Short exercise:
Can you copy out the data exactly? Leave the images out.

Dataset rows:

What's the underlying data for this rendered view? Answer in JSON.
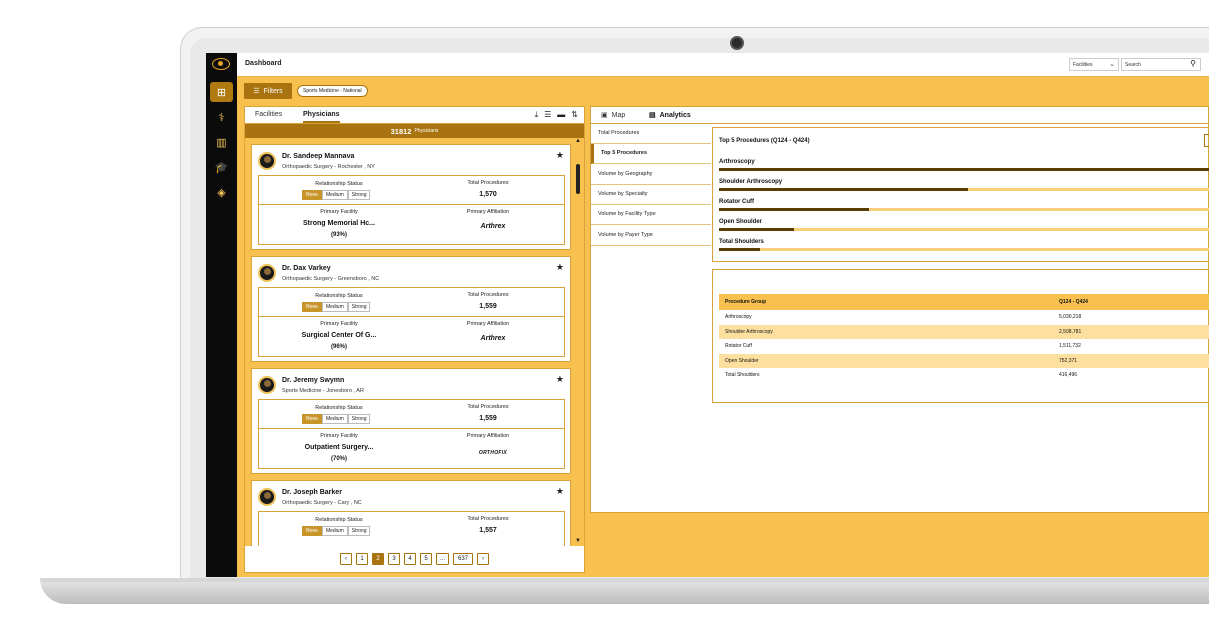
{
  "app": {
    "title": "Dashboard",
    "facility_select": "Facilities",
    "search_placeholder": "Search"
  },
  "rail": {
    "items": [
      {
        "icon": "grid-icon",
        "glyph": "⊞",
        "active": true
      },
      {
        "icon": "stethoscope-icon",
        "glyph": "⚕",
        "active": false
      },
      {
        "icon": "buildings-icon",
        "glyph": "▥",
        "active": false
      },
      {
        "icon": "graduation-cap-icon",
        "glyph": "🎓",
        "active": false
      },
      {
        "icon": "shield-icon",
        "glyph": "◈",
        "active": false
      }
    ]
  },
  "filters": {
    "button_label": "Filters",
    "chip": "Sports Medicine - National"
  },
  "left_panel": {
    "tabs": [
      "Facilities",
      "Physicians"
    ],
    "active_tab": "Physicians",
    "count_value": "31812",
    "count_label": "Physicians",
    "physicians": [
      {
        "name": "Dr. Sandeep Mannava",
        "specialty": "Orthopaedic Surgery - Rochester , NY",
        "relationship_label": "Relationship Status",
        "relationship_options": [
          "None",
          "Medium",
          "Strong"
        ],
        "relationship_selected": "None",
        "total_label": "Total Procedures",
        "total": "1,570",
        "facility_label": "Primary Facility",
        "facility": "Strong Memorial Hc...",
        "facility_pct": "(93%)",
        "affiliation_label": "Primary Affiliation",
        "affiliation": "Arthrex"
      },
      {
        "name": "Dr. Dax Varkey",
        "specialty": "Orthopaedic Surgery - Greensboro , NC",
        "relationship_label": "Relationship Status",
        "relationship_options": [
          "None",
          "Medium",
          "Strong"
        ],
        "relationship_selected": "None",
        "total_label": "Total Procedures",
        "total": "1,559",
        "facility_label": "Primary Facility",
        "facility": "Surgical Center Of G...",
        "facility_pct": "(96%)",
        "affiliation_label": "Primary Affiliation",
        "affiliation": "Arthrex"
      },
      {
        "name": "Dr. Jeremy Swymn",
        "specialty": "Sports Medicine - Jonesboro , AR",
        "relationship_label": "Relationship Status",
        "relationship_options": [
          "None",
          "Medium",
          "Strong"
        ],
        "relationship_selected": "None",
        "total_label": "Total Procedures",
        "total": "1,559",
        "facility_label": "Primary Facility",
        "facility": "Outpatient Surgery...",
        "facility_pct": "(70%)",
        "affiliation_label": "Primary Affiliation",
        "affiliation": "ORTHOFIX"
      },
      {
        "name": "Dr. Joseph Barker",
        "specialty": "Orthopaedic Surgery - Cary , NC",
        "relationship_label": "Relationship Status",
        "relationship_options": [
          "None",
          "Medium",
          "Strong"
        ],
        "relationship_selected": "None",
        "total_label": "Total Procedures",
        "total": "1,557"
      }
    ],
    "pagination": {
      "prev": "‹",
      "pages": [
        "1",
        "2",
        "3",
        "4",
        "5"
      ],
      "current": "2",
      "ellipsis": "...",
      "last": "637",
      "next": "›"
    }
  },
  "right_panel": {
    "tabs": [
      {
        "label": "Map",
        "icon": "map-icon"
      },
      {
        "label": "Analytics",
        "icon": "analytics-icon"
      }
    ],
    "active_tab": "Analytics",
    "side_menu": [
      "Total Procedures",
      "Top 5 Procedures",
      "Volume by Geography",
      "Volume by Specialty",
      "Volume by Facility Type",
      "Volume by Payer Type"
    ],
    "active_menu": "Top 5 Procedures",
    "chart_data": {
      "type": "bar",
      "title": "Top 5 Procedures (Q124 - Q424)",
      "categories": [
        "Arthroscopy",
        "Shoulder Arthroscopy",
        "Rotator Cuff",
        "Open Shoulder",
        "Total Shoulders"
      ],
      "values": [
        5030218,
        2508781,
        1511732,
        752371,
        416496
      ],
      "xlim": [
        0,
        5030218
      ]
    },
    "table": {
      "headers": [
        "Procedure Group",
        "Q124 - Q424"
      ],
      "rows": [
        [
          "Arthroscopy",
          "5,030,218"
        ],
        [
          "Shoulder Arthroscopy",
          "2,508,781"
        ],
        [
          "Rotator Cuff",
          "1,511,732"
        ],
        [
          "Open Shoulder",
          "752,371"
        ],
        [
          "Total Shoulders",
          "416,496"
        ]
      ]
    }
  },
  "colors": {
    "accent": "#f8c04f",
    "dark_accent": "#a97410",
    "bar": "#5a3d05",
    "rail": "#0b0b0b"
  }
}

Output of the task:
What's the underlying data for this rendered view? Answer in JSON.
{
  "app": {
    "title": "Dashboard",
    "facility_select": "Facilities",
    "search_placeholder": "Search"
  },
  "rail": {
    "items": [
      {
        "icon": "grid-icon",
        "glyph": "⊞",
        "active": true
      },
      {
        "icon": "stethoscope-icon",
        "glyph": "⚕",
        "active": false
      },
      {
        "icon": "buildings-icon",
        "glyph": "▥",
        "active": false
      },
      {
        "icon": "graduation-cap-icon",
        "glyph": "🎓",
        "active": false
      },
      {
        "icon": "shield-icon",
        "glyph": "◈",
        "active": false
      }
    ]
  },
  "filters": {
    "button_label": "Filters",
    "chip": "Sports Medicine - National"
  },
  "left_panel": {
    "tabs": [
      "Facilities",
      "Physicians"
    ],
    "active_tab": "Physicians",
    "count_value": "31812",
    "count_label": "Physicians",
    "physicians": [
      {
        "name": "Dr. Sandeep Mannava",
        "specialty": "Orthopaedic Surgery - Rochester , NY",
        "relationship_label": "Relationship Status",
        "relationship_options": [
          "None",
          "Medium",
          "Strong"
        ],
        "relationship_selected": "None",
        "total_label": "Total Procedures",
        "total": "1,570",
        "facility_label": "Primary Facility",
        "facility": "Strong Memorial Hc...",
        "facility_pct": "(93%)",
        "affiliation_label": "Primary Affiliation",
        "affiliation": "Arthrex"
      },
      {
        "name": "Dr. Dax Varkey",
        "specialty": "Orthopaedic Surgery - Greensboro , NC",
        "relationship_label": "Relationship Status",
        "relationship_options": [
          "None",
          "Medium",
          "Strong"
        ],
        "relationship_selected": "None",
        "total_label": "Total Procedures",
        "total": "1,559",
        "facility_label": "Primary Facility",
        "facility": "Surgical Center Of G...",
        "facility_pct": "(96%)",
        "affiliation_label": "Primary Affiliation",
        "affiliation": "Arthrex"
      },
      {
        "name": "Dr. Jeremy Swymn",
        "specialty": "Sports Medicine - Jonesboro , AR",
        "relationship_label": "Relationship Status",
        "relationship_options": [
          "None",
          "Medium",
          "Strong"
        ],
        "relationship_selected": "None",
        "total_label": "Total Procedures",
        "total": "1,559",
        "facility_label": "Primary Facility",
        "facility": "Outpatient Surgery...",
        "facility_pct": "(70%)",
        "affiliation_label": "Primary Affiliation",
        "affiliation": "ORTHOFIX"
      },
      {
        "name": "Dr. Joseph Barker",
        "specialty": "Orthopaedic Surgery - Cary , NC",
        "relationship_label": "Relationship Status",
        "relationship_options": [
          "None",
          "Medium",
          "Strong"
        ],
        "relationship_selected": "None",
        "total_label": "Total Procedures",
        "total": "1,557"
      }
    ],
    "pagination": {
      "prev": "‹",
      "pages": [
        "1",
        "2",
        "3",
        "4",
        "5"
      ],
      "current": "2",
      "ellipsis": "...",
      "last": "637",
      "next": "›"
    }
  },
  "right_panel": {
    "tabs": [
      {
        "label": "Map",
        "icon": "map-icon"
      },
      {
        "label": "Analytics",
        "icon": "analytics-icon"
      }
    ],
    "active_tab": "Analytics",
    "side_menu": [
      "Total Procedures",
      "Top 5 Procedures",
      "Volume by Geography",
      "Volume by Specialty",
      "Volume by Facility Type",
      "Volume by Payer Type"
    ],
    "active_menu": "Top 5 Procedures",
    "chart_data": {
      "type": "bar",
      "title": "Top 5 Procedures (Q124 - Q424)",
      "categories": [
        "Arthroscopy",
        "Shoulder Arthroscopy",
        "Rotator Cuff",
        "Open Shoulder",
        "Total Shoulders"
      ],
      "values": [
        5030218,
        2508781,
        1511732,
        752371,
        416496
      ],
      "xlim": [
        0,
        5030218
      ]
    },
    "table": {
      "headers": [
        "Procedure Group",
        "Q124 - Q424"
      ],
      "rows": [
        [
          "Arthroscopy",
          "5,030,218"
        ],
        [
          "Shoulder Arthroscopy",
          "2,508,781"
        ],
        [
          "Rotator Cuff",
          "1,511,732"
        ],
        [
          "Open Shoulder",
          "752,371"
        ],
        [
          "Total Shoulders",
          "416,496"
        ]
      ]
    }
  },
  "colors": {
    "accent": "#f8c04f",
    "dark_accent": "#a97410",
    "bar": "#5a3d05",
    "rail": "#0b0b0b"
  }
}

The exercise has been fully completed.